* Begin DATA FOR PROCESSING *
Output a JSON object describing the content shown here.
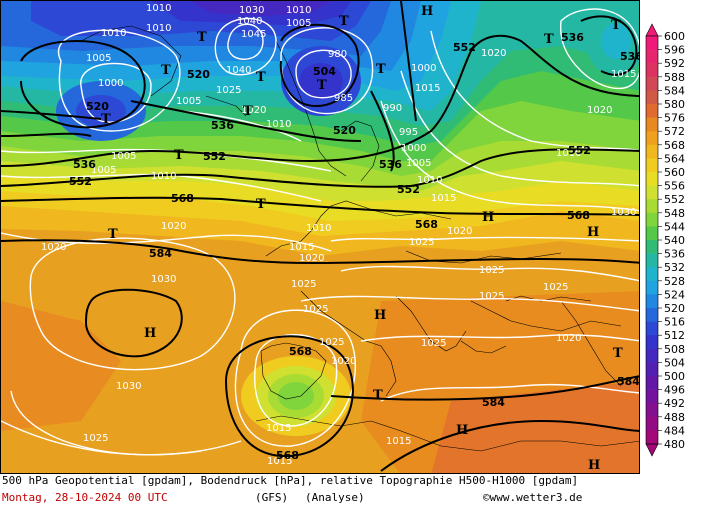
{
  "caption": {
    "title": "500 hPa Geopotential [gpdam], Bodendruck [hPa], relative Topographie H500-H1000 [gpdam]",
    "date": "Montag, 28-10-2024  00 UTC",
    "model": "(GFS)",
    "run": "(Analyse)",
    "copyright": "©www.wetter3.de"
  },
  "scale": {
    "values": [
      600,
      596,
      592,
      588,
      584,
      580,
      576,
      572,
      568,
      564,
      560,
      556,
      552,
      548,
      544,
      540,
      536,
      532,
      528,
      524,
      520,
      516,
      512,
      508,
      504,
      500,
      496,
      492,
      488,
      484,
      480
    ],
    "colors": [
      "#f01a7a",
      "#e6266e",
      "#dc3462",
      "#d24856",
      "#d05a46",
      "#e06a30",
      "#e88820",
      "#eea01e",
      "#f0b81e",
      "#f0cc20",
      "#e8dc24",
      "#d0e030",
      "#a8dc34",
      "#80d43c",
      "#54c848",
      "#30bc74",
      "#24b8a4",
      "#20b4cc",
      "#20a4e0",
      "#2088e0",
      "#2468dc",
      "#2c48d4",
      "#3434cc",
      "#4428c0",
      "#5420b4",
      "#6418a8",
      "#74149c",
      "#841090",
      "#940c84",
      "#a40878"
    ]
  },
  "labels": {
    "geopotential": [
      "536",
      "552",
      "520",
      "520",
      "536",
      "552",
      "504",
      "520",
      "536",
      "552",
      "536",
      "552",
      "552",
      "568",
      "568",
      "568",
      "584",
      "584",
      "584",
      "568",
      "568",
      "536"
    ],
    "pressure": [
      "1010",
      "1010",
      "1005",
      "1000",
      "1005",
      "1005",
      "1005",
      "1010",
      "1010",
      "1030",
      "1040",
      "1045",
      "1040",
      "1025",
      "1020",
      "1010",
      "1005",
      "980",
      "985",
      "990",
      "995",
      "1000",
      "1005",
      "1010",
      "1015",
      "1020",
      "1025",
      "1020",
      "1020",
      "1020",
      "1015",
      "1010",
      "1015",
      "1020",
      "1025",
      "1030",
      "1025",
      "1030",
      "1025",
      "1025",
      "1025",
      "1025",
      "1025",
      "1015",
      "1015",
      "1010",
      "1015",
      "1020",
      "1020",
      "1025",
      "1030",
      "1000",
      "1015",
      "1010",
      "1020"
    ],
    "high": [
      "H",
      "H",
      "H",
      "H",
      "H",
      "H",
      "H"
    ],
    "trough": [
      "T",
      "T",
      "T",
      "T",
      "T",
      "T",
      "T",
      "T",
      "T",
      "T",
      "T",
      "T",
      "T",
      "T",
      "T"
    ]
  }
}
* End DATA FOR PROCESSING *
STATED EXERCISE:
Set down every record once more, word for word, without pictures.

SOLUTION:
Output a JSON object describing the content shown here.
{
  "caption": {
    "title": "500 hPa Geopotential [gpdam], Bodendruck [hPa], relative Topographie H500-H1000 [gpdam]",
    "date": "Montag, 28-10-2024  00 UTC",
    "model": "(GFS)",
    "run": "(Analyse)",
    "copyright": "©www.wetter3.de"
  },
  "scale": {
    "values": [
      600,
      596,
      592,
      588,
      584,
      580,
      576,
      572,
      568,
      564,
      560,
      556,
      552,
      548,
      544,
      540,
      536,
      532,
      528,
      524,
      520,
      516,
      512,
      508,
      504,
      500,
      496,
      492,
      488,
      484,
      480
    ],
    "colors": [
      "#f01a7a",
      "#e6266e",
      "#dc3462",
      "#d24856",
      "#d05a46",
      "#e06a30",
      "#e88820",
      "#eea01e",
      "#f0b81e",
      "#f0cc20",
      "#e8dc24",
      "#d0e030",
      "#a8dc34",
      "#80d43c",
      "#54c848",
      "#30bc74",
      "#24b8a4",
      "#20b4cc",
      "#20a4e0",
      "#2088e0",
      "#2468dc",
      "#2c48d4",
      "#3434cc",
      "#4428c0",
      "#5420b4",
      "#6418a8",
      "#74149c",
      "#841090",
      "#940c84",
      "#a40878"
    ]
  },
  "labels": {
    "geopotential": [
      "536",
      "552",
      "520",
      "520",
      "536",
      "552",
      "504",
      "520",
      "536",
      "552",
      "536",
      "552",
      "552",
      "568",
      "568",
      "568",
      "584",
      "584",
      "584",
      "568",
      "568",
      "536"
    ],
    "pressure": [
      "1010",
      "1010",
      "1005",
      "1000",
      "1005",
      "1005",
      "1005",
      "1010",
      "1010",
      "1030",
      "1040",
      "1045",
      "1040",
      "1025",
      "1020",
      "1010",
      "1005",
      "980",
      "985",
      "990",
      "995",
      "1000",
      "1005",
      "1010",
      "1015",
      "1020",
      "1025",
      "1020",
      "1020",
      "1020",
      "1015",
      "1010",
      "1015",
      "1020",
      "1025",
      "1030",
      "1025",
      "1030",
      "1025",
      "1025",
      "1025",
      "1025",
      "1025",
      "1015",
      "1015",
      "1010",
      "1015",
      "1020",
      "1020",
      "1025",
      "1030",
      "1000",
      "1015",
      "1010",
      "1020"
    ],
    "high": [
      "H",
      "H",
      "H",
      "H",
      "H",
      "H",
      "H"
    ],
    "trough": [
      "T",
      "T",
      "T",
      "T",
      "T",
      "T",
      "T",
      "T",
      "T",
      "T",
      "T",
      "T",
      "T",
      "T",
      "T"
    ]
  }
}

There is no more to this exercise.